WHAT IS NEEDED: Repeat the records below exactly, leaving out every picture.

RECORD SET:
--- BEGIN ---

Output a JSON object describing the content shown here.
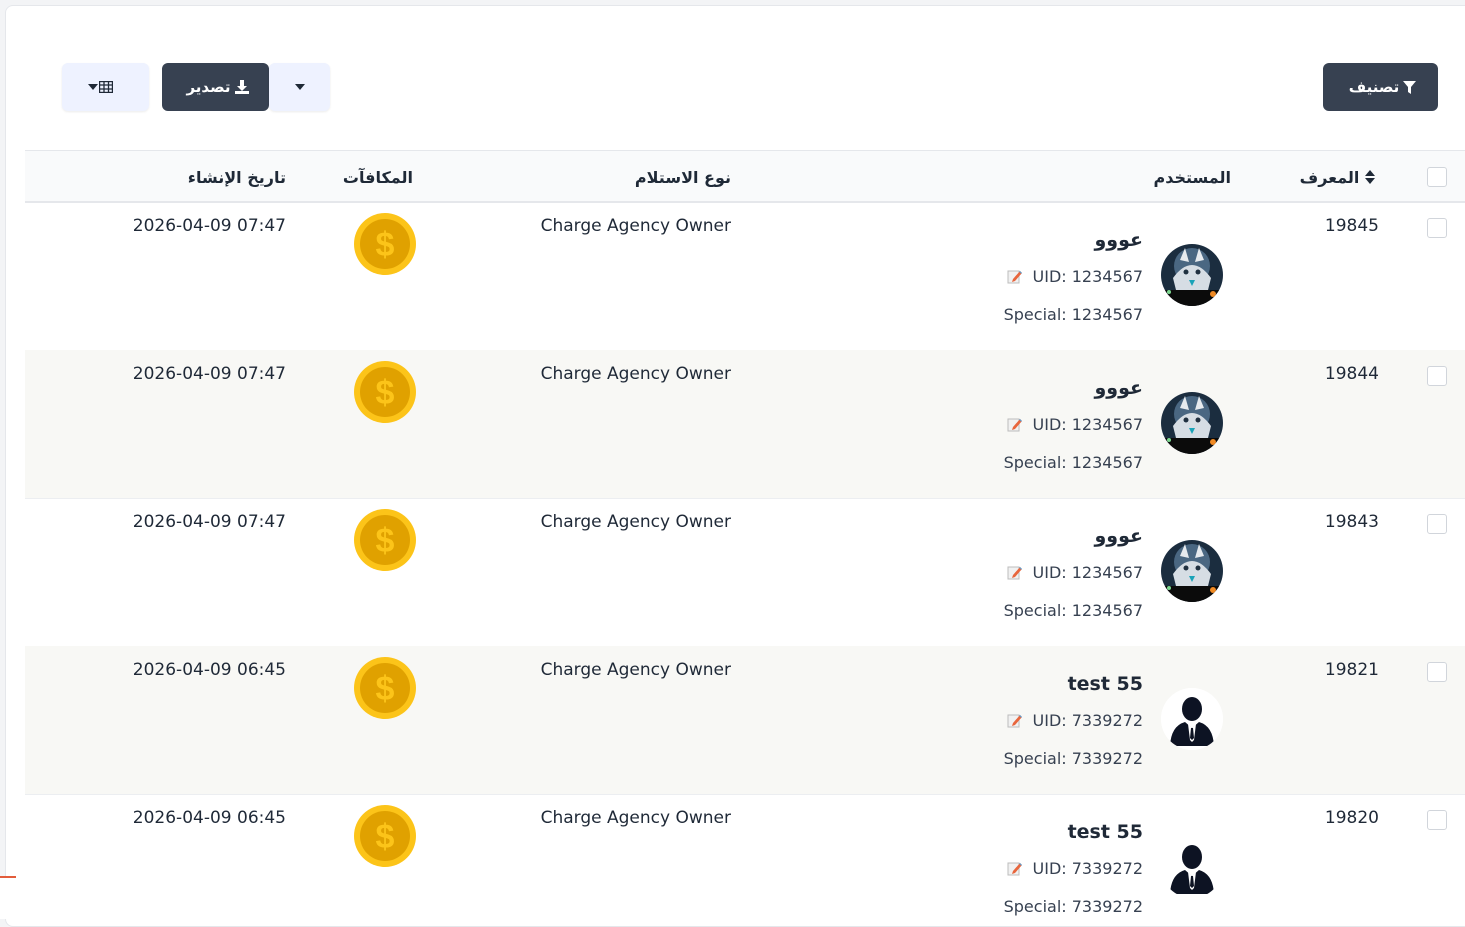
{
  "toolbar": {
    "filter_label": "تصنيف",
    "export_label": "تصدير"
  },
  "table": {
    "headers": {
      "id": "المعرف",
      "user": "المستخدم",
      "receive_type": "نوع الاستلام",
      "rewards": "المكافآت",
      "created_at": "تاريخ الإنشاء"
    },
    "rows": [
      {
        "id": "19845",
        "name": "عووو",
        "uid": "UID: 1234567",
        "special": "Special: 1234567",
        "type": "Charge Agency Owner",
        "date": "2026-04-09 07:47",
        "avatar": "wolf-avatar"
      },
      {
        "id": "19844",
        "name": "عووو",
        "uid": "UID: 1234567",
        "special": "Special: 1234567",
        "type": "Charge Agency Owner",
        "date": "2026-04-09 07:47",
        "avatar": "wolf-avatar"
      },
      {
        "id": "19843",
        "name": "عووو",
        "uid": "UID: 1234567",
        "special": "Special: 1234567",
        "type": "Charge Agency Owner",
        "date": "2026-04-09 07:47",
        "avatar": "wolf-avatar"
      },
      {
        "id": "19821",
        "name": "test 55",
        "uid": "UID: 7339272",
        "special": "Special: 7339272",
        "type": "Charge Agency Owner",
        "date": "2026-04-09 06:45",
        "avatar": "person-silhouette-avatar"
      },
      {
        "id": "19820",
        "name": "test 55",
        "uid": "UID: 7339272",
        "special": "Special: 7339272",
        "type": "Charge Agency Owner",
        "date": "2026-04-09 06:45",
        "avatar": "person-silhouette-avatar"
      }
    ]
  },
  "colors": {
    "dark_button": "#374151",
    "light_button": "#eef2ff",
    "coin_outer": "#fcc419",
    "coin_inner": "#e0a100",
    "alt_row": "#f8f8f5"
  }
}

--- END ---

RESULT:
Output a JSON object describing the content shown here.
{
  "toolbar": {
    "filter_label": "تصنيف",
    "export_label": "تصدير"
  },
  "table": {
    "headers": {
      "id": "المعرف",
      "user": "المستخدم",
      "receive_type": "نوع الاستلام",
      "rewards": "المكافآت",
      "created_at": "تاريخ الإنشاء"
    },
    "rows": [
      {
        "id": "19845",
        "name": "عووو",
        "uid": "UID: 1234567",
        "special": "Special: 1234567",
        "type": "Charge Agency Owner",
        "date": "2026-04-09 07:47",
        "avatar": "wolf-avatar"
      },
      {
        "id": "19844",
        "name": "عووو",
        "uid": "UID: 1234567",
        "special": "Special: 1234567",
        "type": "Charge Agency Owner",
        "date": "2026-04-09 07:47",
        "avatar": "wolf-avatar"
      },
      {
        "id": "19843",
        "name": "عووو",
        "uid": "UID: 1234567",
        "special": "Special: 1234567",
        "type": "Charge Agency Owner",
        "date": "2026-04-09 07:47",
        "avatar": "wolf-avatar"
      },
      {
        "id": "19821",
        "name": "test 55",
        "uid": "UID: 7339272",
        "special": "Special: 7339272",
        "type": "Charge Agency Owner",
        "date": "2026-04-09 06:45",
        "avatar": "person-silhouette-avatar"
      },
      {
        "id": "19820",
        "name": "test 55",
        "uid": "UID: 7339272",
        "special": "Special: 7339272",
        "type": "Charge Agency Owner",
        "date": "2026-04-09 06:45",
        "avatar": "person-silhouette-avatar"
      }
    ]
  },
  "colors": {
    "dark_button": "#374151",
    "light_button": "#eef2ff",
    "coin_outer": "#fcc419",
    "coin_inner": "#e0a100",
    "alt_row": "#f8f8f5"
  }
}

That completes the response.